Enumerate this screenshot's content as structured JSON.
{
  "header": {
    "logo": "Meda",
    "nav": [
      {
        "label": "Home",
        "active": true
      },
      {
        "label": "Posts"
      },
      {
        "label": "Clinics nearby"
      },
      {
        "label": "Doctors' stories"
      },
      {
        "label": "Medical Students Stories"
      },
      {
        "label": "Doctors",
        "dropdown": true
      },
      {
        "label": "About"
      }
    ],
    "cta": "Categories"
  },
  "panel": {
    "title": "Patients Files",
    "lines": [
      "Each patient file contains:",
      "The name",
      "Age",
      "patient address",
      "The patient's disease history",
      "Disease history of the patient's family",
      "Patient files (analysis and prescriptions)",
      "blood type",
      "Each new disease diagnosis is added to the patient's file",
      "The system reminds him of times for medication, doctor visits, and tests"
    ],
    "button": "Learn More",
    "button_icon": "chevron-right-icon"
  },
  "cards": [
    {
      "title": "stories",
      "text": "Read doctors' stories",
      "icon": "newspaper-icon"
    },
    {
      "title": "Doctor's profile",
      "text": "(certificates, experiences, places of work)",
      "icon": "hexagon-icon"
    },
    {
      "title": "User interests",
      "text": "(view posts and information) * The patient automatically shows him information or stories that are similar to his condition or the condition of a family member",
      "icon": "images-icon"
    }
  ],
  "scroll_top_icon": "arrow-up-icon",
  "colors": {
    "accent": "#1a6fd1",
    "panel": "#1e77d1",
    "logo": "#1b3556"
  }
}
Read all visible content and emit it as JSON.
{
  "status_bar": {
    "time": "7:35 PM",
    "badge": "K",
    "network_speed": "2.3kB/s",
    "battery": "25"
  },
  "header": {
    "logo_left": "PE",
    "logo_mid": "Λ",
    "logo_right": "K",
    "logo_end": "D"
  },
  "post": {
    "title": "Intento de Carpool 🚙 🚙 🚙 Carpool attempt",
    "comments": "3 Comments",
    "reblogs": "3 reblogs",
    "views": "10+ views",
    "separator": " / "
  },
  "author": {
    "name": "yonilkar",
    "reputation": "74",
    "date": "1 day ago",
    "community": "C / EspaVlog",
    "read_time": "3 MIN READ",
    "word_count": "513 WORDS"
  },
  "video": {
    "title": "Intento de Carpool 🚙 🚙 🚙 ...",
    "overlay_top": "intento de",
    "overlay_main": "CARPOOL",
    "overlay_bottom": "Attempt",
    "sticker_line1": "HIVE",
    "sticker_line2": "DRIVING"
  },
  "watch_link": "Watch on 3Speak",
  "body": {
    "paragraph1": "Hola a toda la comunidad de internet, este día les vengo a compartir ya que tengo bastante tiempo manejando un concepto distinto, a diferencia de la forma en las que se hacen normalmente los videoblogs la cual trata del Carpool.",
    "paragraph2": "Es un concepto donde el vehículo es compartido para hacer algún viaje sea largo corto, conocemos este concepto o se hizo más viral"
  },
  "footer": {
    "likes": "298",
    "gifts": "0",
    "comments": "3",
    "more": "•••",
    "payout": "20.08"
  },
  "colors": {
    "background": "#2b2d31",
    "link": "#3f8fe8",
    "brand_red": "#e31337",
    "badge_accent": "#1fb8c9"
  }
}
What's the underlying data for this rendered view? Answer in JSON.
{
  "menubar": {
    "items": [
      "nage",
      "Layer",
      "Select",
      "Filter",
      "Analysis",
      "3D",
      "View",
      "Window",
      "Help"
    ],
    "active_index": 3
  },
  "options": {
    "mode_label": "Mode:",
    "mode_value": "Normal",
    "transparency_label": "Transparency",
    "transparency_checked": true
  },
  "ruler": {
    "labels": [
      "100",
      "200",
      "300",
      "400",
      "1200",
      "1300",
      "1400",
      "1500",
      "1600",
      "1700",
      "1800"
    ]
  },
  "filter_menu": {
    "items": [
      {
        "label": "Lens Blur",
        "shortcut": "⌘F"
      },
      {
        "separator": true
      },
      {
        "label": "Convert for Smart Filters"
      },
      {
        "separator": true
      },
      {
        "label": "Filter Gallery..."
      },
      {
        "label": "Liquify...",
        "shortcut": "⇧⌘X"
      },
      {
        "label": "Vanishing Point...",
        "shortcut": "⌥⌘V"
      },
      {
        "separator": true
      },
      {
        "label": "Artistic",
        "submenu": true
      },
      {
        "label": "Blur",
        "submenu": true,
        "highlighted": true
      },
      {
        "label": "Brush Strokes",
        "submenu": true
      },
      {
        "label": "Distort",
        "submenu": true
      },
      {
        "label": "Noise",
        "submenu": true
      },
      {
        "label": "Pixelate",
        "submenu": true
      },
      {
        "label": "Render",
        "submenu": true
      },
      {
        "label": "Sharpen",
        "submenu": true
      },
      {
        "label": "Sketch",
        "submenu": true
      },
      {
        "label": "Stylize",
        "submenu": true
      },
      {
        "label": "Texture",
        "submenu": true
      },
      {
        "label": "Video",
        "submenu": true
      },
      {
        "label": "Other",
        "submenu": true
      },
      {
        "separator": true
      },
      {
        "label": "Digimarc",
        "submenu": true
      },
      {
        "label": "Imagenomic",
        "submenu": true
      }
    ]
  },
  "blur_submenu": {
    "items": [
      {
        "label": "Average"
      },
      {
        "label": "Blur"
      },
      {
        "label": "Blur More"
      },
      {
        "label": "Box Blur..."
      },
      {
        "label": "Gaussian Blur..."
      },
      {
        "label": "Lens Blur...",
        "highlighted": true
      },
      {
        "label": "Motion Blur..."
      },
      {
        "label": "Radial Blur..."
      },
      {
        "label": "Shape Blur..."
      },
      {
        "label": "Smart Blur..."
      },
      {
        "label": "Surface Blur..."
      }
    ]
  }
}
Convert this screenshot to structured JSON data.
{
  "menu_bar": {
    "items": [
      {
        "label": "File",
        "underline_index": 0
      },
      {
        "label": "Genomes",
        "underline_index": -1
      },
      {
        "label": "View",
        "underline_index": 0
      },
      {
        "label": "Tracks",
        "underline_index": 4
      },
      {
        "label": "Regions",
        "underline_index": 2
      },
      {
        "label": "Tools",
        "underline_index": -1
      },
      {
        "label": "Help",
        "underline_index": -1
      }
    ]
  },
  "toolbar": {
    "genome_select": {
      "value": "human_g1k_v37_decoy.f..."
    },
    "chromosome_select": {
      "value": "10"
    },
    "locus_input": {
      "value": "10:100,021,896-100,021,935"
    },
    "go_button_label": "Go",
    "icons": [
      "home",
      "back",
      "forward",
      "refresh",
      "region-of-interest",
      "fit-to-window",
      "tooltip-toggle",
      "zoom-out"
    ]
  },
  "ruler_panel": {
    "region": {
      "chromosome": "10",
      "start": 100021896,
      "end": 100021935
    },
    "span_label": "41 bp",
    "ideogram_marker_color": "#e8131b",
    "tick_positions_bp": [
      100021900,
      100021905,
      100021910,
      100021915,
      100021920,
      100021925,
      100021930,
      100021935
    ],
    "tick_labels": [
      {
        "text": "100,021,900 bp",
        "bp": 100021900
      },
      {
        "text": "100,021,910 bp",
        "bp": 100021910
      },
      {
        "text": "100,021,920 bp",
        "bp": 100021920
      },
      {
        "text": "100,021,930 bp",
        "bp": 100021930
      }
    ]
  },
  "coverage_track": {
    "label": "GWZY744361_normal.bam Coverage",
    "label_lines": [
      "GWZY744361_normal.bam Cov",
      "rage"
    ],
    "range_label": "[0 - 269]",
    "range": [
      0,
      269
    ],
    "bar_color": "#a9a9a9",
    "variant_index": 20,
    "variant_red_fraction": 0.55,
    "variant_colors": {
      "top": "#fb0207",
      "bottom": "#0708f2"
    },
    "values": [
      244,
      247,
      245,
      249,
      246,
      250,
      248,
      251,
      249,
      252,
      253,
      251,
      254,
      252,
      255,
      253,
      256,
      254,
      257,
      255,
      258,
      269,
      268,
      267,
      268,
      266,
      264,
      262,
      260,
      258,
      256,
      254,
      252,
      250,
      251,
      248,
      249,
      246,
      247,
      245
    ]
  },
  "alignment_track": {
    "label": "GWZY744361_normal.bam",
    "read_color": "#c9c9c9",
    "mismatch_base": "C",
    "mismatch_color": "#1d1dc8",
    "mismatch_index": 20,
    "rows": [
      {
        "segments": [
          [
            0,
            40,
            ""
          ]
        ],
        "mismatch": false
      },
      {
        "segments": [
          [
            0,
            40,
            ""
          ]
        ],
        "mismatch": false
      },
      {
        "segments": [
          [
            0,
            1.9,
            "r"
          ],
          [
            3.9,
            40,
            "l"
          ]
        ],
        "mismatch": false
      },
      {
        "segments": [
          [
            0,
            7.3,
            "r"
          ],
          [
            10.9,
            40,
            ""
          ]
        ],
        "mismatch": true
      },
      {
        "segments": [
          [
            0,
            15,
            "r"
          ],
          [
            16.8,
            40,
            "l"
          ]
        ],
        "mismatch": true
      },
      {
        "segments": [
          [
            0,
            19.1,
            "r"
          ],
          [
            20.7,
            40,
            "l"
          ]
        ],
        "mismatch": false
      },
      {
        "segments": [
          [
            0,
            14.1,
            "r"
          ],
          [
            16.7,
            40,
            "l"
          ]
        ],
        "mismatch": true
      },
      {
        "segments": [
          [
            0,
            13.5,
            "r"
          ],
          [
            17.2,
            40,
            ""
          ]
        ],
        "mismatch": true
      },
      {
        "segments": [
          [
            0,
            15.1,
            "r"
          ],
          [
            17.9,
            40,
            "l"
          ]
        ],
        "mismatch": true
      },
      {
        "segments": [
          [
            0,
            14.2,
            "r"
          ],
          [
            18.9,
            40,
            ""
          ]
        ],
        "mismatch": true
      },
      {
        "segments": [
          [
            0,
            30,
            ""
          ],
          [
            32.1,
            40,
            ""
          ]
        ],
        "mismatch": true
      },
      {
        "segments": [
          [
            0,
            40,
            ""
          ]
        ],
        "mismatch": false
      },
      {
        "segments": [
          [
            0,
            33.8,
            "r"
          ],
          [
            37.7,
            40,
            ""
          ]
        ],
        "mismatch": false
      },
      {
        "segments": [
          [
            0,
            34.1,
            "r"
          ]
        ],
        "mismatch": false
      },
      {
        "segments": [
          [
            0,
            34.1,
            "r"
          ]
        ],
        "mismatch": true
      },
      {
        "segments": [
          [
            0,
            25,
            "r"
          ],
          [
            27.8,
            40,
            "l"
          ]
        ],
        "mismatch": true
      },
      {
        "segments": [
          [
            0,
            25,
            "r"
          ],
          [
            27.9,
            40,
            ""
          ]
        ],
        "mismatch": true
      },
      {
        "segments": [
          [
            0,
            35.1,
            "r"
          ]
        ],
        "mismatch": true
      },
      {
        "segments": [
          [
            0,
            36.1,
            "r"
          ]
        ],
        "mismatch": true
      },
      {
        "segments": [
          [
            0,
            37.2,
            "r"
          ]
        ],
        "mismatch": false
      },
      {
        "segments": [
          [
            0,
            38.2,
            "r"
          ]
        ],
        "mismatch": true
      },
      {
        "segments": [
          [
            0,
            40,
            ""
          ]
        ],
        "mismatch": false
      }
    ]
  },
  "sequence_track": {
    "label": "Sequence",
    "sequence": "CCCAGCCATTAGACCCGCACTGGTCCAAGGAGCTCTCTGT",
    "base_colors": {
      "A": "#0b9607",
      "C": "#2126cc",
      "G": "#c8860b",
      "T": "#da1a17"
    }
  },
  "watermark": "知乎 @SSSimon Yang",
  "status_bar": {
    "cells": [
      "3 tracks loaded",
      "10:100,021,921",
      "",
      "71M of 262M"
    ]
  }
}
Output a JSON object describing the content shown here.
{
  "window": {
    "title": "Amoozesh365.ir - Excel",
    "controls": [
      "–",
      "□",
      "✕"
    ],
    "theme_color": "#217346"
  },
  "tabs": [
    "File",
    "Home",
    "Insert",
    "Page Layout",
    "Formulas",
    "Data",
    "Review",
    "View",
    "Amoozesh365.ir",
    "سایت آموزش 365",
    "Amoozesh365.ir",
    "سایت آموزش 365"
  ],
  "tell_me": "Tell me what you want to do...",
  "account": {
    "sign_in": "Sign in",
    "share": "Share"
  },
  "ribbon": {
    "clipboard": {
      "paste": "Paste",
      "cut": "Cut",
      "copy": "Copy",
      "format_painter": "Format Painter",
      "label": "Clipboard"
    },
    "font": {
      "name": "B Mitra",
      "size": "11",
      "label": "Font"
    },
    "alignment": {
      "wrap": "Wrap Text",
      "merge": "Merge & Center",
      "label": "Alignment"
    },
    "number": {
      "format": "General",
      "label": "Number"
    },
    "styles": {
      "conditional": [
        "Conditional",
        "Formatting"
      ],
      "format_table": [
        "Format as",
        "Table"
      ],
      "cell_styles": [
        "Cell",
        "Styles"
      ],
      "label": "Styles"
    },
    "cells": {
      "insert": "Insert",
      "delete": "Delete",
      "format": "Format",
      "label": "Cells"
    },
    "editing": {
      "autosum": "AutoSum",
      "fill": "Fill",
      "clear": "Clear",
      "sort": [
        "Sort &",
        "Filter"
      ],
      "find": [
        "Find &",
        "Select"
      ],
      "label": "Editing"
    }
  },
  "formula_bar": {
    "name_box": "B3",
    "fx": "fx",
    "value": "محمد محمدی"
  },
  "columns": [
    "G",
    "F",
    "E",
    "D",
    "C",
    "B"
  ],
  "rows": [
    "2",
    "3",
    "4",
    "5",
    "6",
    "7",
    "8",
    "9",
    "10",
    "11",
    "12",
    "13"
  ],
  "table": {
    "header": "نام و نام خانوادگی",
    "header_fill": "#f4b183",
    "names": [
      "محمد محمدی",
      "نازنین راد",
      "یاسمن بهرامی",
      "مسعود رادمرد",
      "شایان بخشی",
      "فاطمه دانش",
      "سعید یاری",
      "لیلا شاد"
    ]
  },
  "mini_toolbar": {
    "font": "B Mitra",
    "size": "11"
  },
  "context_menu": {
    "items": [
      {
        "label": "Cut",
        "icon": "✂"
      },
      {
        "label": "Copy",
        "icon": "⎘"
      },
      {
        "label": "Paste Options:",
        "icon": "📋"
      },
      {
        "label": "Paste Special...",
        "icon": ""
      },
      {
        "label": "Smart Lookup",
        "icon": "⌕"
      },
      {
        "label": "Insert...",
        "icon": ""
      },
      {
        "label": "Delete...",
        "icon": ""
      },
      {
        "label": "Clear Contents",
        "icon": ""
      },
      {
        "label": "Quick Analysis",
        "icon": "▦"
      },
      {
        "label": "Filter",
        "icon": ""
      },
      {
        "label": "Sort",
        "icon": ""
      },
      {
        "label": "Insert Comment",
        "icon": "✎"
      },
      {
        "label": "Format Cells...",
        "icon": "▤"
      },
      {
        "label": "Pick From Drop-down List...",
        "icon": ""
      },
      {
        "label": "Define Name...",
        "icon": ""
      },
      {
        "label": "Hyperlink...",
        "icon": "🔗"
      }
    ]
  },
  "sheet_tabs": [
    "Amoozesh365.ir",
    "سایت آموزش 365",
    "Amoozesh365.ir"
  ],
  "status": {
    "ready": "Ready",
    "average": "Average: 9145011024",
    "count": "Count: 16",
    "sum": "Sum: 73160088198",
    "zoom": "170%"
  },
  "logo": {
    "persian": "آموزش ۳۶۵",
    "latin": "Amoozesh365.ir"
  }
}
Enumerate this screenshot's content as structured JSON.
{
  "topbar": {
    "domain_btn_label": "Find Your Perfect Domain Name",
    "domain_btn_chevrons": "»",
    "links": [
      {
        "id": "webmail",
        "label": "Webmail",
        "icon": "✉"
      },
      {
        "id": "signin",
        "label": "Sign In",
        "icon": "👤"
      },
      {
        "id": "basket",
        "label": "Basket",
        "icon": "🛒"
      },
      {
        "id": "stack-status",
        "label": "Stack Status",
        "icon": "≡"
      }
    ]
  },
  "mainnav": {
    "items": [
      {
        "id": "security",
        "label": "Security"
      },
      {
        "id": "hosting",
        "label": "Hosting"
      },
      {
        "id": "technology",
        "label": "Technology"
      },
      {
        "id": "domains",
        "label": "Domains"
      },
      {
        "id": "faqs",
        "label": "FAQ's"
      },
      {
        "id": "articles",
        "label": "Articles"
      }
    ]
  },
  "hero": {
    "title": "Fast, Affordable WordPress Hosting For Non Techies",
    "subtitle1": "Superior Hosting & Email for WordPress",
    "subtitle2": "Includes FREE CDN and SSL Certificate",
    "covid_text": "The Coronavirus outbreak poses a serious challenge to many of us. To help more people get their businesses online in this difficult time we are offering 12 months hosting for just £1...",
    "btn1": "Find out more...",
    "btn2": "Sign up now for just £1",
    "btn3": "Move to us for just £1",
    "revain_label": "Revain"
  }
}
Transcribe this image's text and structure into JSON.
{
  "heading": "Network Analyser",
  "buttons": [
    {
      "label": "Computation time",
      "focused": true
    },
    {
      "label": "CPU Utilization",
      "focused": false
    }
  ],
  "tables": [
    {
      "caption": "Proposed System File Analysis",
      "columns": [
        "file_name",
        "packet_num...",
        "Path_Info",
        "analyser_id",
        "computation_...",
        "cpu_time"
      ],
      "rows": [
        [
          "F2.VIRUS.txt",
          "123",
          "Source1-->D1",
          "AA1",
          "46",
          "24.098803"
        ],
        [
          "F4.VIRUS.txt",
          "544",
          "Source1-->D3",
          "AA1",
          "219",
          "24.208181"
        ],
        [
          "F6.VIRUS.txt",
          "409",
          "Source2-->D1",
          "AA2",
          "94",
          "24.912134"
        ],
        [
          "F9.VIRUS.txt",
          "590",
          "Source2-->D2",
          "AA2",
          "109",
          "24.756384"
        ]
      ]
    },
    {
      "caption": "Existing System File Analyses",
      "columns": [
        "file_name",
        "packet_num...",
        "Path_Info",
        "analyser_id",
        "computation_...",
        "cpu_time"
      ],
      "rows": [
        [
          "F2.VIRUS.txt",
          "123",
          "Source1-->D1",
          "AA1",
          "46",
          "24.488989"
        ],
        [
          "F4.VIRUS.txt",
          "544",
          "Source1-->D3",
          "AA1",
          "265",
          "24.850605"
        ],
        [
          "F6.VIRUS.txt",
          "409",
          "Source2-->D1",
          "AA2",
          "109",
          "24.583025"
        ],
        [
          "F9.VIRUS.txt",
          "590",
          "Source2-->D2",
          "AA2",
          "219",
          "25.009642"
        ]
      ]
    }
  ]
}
::::::::
**Task prompt:** Extract every line containing the string "JSON" from the material.

**Exercise response:**
Enumerate this screenshot's content as structured JSON.
Read all visible content and emit it as JSON.
What's the underlying data for this rendered view? Answer in JSON.
Convert this screenshot to structured JSON data.
Output a JSON object describing the content shown here.
Enumerate this screenshot's content as structured JSON.
Transcribe this image's text and structure into JSON.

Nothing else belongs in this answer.